Stored items:
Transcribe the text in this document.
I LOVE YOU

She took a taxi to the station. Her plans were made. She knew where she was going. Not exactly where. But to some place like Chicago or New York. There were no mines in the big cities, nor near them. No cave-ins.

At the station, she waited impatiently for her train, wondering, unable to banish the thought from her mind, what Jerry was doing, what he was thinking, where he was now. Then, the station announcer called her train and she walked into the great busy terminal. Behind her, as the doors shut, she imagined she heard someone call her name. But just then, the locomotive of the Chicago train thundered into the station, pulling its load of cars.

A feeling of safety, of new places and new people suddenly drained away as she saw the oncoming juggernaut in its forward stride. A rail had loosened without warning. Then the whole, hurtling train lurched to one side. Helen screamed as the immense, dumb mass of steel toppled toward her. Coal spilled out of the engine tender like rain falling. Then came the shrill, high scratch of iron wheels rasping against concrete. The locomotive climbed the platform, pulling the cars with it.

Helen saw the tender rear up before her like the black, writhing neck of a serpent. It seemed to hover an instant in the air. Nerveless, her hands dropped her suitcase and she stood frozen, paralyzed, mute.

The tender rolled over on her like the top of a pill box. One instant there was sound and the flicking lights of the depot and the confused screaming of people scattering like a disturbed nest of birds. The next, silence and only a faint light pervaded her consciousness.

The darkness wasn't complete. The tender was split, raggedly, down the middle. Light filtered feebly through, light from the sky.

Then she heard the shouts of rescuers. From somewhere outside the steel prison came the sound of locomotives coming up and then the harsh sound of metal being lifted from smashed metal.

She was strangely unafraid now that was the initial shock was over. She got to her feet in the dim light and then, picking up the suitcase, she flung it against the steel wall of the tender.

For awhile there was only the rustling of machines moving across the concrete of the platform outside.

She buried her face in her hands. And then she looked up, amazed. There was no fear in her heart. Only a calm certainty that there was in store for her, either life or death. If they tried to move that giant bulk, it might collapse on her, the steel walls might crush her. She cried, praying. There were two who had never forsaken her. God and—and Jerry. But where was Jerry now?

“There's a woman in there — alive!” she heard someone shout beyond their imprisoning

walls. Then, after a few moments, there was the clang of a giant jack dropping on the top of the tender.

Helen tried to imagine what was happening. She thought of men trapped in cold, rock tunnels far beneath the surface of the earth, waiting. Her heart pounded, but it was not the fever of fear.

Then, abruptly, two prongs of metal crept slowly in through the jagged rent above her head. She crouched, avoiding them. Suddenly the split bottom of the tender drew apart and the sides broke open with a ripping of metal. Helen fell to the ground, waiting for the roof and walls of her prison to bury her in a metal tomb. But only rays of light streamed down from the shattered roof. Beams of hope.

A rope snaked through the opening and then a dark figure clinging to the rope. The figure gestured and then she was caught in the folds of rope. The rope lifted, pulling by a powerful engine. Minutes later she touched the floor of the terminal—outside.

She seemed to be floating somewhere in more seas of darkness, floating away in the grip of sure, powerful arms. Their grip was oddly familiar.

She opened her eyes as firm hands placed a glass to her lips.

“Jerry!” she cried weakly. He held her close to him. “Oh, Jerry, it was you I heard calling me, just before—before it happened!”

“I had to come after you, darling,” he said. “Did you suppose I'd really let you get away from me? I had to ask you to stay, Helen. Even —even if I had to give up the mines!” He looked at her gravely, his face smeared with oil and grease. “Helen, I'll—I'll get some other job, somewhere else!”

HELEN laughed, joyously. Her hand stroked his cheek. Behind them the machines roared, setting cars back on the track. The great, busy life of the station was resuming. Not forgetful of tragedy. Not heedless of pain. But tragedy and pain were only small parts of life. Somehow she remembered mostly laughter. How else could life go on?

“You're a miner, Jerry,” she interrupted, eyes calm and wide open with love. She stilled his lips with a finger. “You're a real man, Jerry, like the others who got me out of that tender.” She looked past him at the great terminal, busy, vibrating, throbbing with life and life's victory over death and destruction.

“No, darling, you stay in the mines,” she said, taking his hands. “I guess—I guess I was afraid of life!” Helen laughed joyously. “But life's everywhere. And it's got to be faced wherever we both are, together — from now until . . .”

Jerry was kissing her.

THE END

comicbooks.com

- **Written task**
State the number of lines holding the word "somewhere" in the listing. Add nothing else.

- **Output below**
3